# [Objective]
Copy each line holding the string "profile".

# [Provided data]
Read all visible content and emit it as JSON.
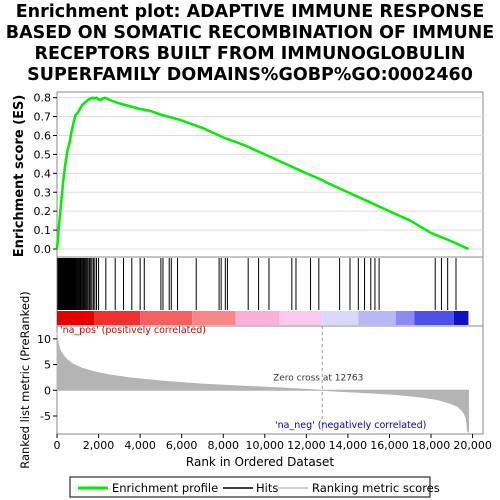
{
  "title_lines": [
    "Enrichment plot: ADAPTIVE IMMUNE RESPONSE",
    "BASED ON SOMATIC RECOMBINATION OF IMMUNE",
    "RECEPTORS BUILT FROM IMMUNOGLOBULIN",
    "SUPERFAMILY DOMAINS%GOBP%GO:0002460"
  ],
  "chart_data": {
    "type": "line",
    "x_max": 19800,
    "es_panel": {
      "ylabel": "Enrichment score (ES)",
      "ylim": [
        0,
        0.83
      ],
      "yticks": [
        0.0,
        0.1,
        0.2,
        0.3,
        0.4,
        0.5,
        0.6,
        0.7,
        0.8
      ],
      "line_color": "#00ee00",
      "series": [
        {
          "name": "Enrichment profile",
          "x": [
            0,
            100,
            200,
            300,
            400,
            500,
            600,
            700,
            800,
            900,
            1000,
            1100,
            1200,
            1300,
            1400,
            1500,
            1600,
            1700,
            1800,
            1900,
            2000,
            2100,
            2200,
            2300,
            2400,
            2600,
            3000,
            3500,
            4000,
            4500,
            5000,
            5500,
            6000,
            7000,
            8000,
            9000,
            10000,
            11000,
            12000,
            12763,
            13000,
            14000,
            15000,
            16000,
            17000,
            18000,
            19000,
            19800
          ],
          "y": [
            0.0,
            0.13,
            0.25,
            0.36,
            0.45,
            0.52,
            0.56,
            0.62,
            0.67,
            0.71,
            0.72,
            0.74,
            0.76,
            0.77,
            0.78,
            0.79,
            0.795,
            0.8,
            0.798,
            0.8,
            0.79,
            0.79,
            0.795,
            0.8,
            0.795,
            0.785,
            0.77,
            0.755,
            0.74,
            0.73,
            0.71,
            0.695,
            0.68,
            0.64,
            0.59,
            0.55,
            0.5,
            0.45,
            0.4,
            0.365,
            0.35,
            0.3,
            0.25,
            0.2,
            0.15,
            0.085,
            0.04,
            0.0
          ]
        }
      ]
    },
    "hits_panel": {
      "legend_label": "Hits",
      "hit_positions": [
        40,
        70,
        100,
        130,
        160,
        190,
        220,
        250,
        280,
        310,
        340,
        370,
        400,
        430,
        460,
        490,
        520,
        550,
        580,
        610,
        640,
        670,
        700,
        730,
        760,
        790,
        820,
        850,
        880,
        910,
        950,
        990,
        1030,
        1070,
        1110,
        1150,
        1200,
        1250,
        1300,
        1350,
        1400,
        1450,
        1500,
        1560,
        1620,
        1680,
        1750,
        1820,
        1900,
        2000,
        2350,
        2800,
        3200,
        3600,
        4000,
        4200,
        5000,
        5100,
        5400,
        5500,
        5800,
        6700,
        7800,
        7900,
        8100,
        8200,
        9200,
        9700,
        10200,
        11300,
        11500,
        12200,
        12600,
        13600,
        14100,
        14500,
        14800,
        15100,
        15300,
        15500,
        18200,
        18500,
        18800,
        19200
      ],
      "colorbar": [
        {
          "start": 0,
          "end": 1800,
          "color": "#e60000"
        },
        {
          "start": 1800,
          "end": 4000,
          "color": "#f03030"
        },
        {
          "start": 4000,
          "end": 6500,
          "color": "#f46060"
        },
        {
          "start": 6500,
          "end": 8600,
          "color": "#f88888"
        },
        {
          "start": 8600,
          "end": 10700,
          "color": "#fbb0d8"
        },
        {
          "start": 10700,
          "end": 12763,
          "color": "#fcc8f0"
        },
        {
          "start": 12763,
          "end": 14500,
          "color": "#d8d8f8"
        },
        {
          "start": 14500,
          "end": 16300,
          "color": "#b8b8f4"
        },
        {
          "start": 16300,
          "end": 17200,
          "color": "#8a8af0"
        },
        {
          "start": 17200,
          "end": 19100,
          "color": "#5050e8"
        },
        {
          "start": 19100,
          "end": 19800,
          "color": "#1010c8"
        }
      ]
    },
    "metric_panel": {
      "ylabel": "Ranked list metric (PreRanked)",
      "xlabel": "Rank in Ordered Dataset",
      "ylim": [
        -8.5,
        12.5
      ],
      "yticks": [
        -5,
        0,
        5,
        10
      ],
      "xticks": [
        0,
        2000,
        4000,
        6000,
        8000,
        10000,
        12000,
        14000,
        16000,
        18000,
        20000
      ],
      "xtick_labels": [
        "0",
        "2,000",
        "4,000",
        "6,000",
        "8,000",
        "10,000",
        "12,000",
        "14,000",
        "16,000",
        "18,000",
        "20,000"
      ],
      "zero_cross": 12763,
      "zero_cross_label": "Zero cross at 12763",
      "pos_label": "'na_pos' (positively correlated)",
      "neg_label": "'na_neg' (negatively correlated)",
      "fill_color": "#b4b4b4",
      "x": [
        0,
        50,
        150,
        300,
        500,
        800,
        1200,
        1800,
        2500,
        3500,
        5000,
        7000,
        9000,
        11000,
        12763,
        14000,
        15500,
        16500,
        17500,
        18300,
        18900,
        19300,
        19550,
        19700,
        19750,
        19800
      ],
      "y": [
        11.2,
        9.3,
        7.8,
        6.8,
        5.9,
        5.0,
        4.3,
        3.6,
        3.0,
        2.4,
        1.8,
        1.2,
        0.8,
        0.4,
        0.0,
        -0.3,
        -0.6,
        -0.9,
        -1.3,
        -1.8,
        -2.5,
        -3.2,
        -4.2,
        -5.5,
        -7.8,
        -8.1
      ]
    },
    "legend": {
      "items": [
        {
          "label": "Enrichment profile",
          "color": "#00ee00"
        },
        {
          "label": "Hits",
          "color": "#000000"
        },
        {
          "label": "Ranking metric scores",
          "color": "#c0c0c0"
        }
      ]
    }
  }
}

# [Full answer]
          "name": "Enrichment profile",
          "label": "Enrichment profile",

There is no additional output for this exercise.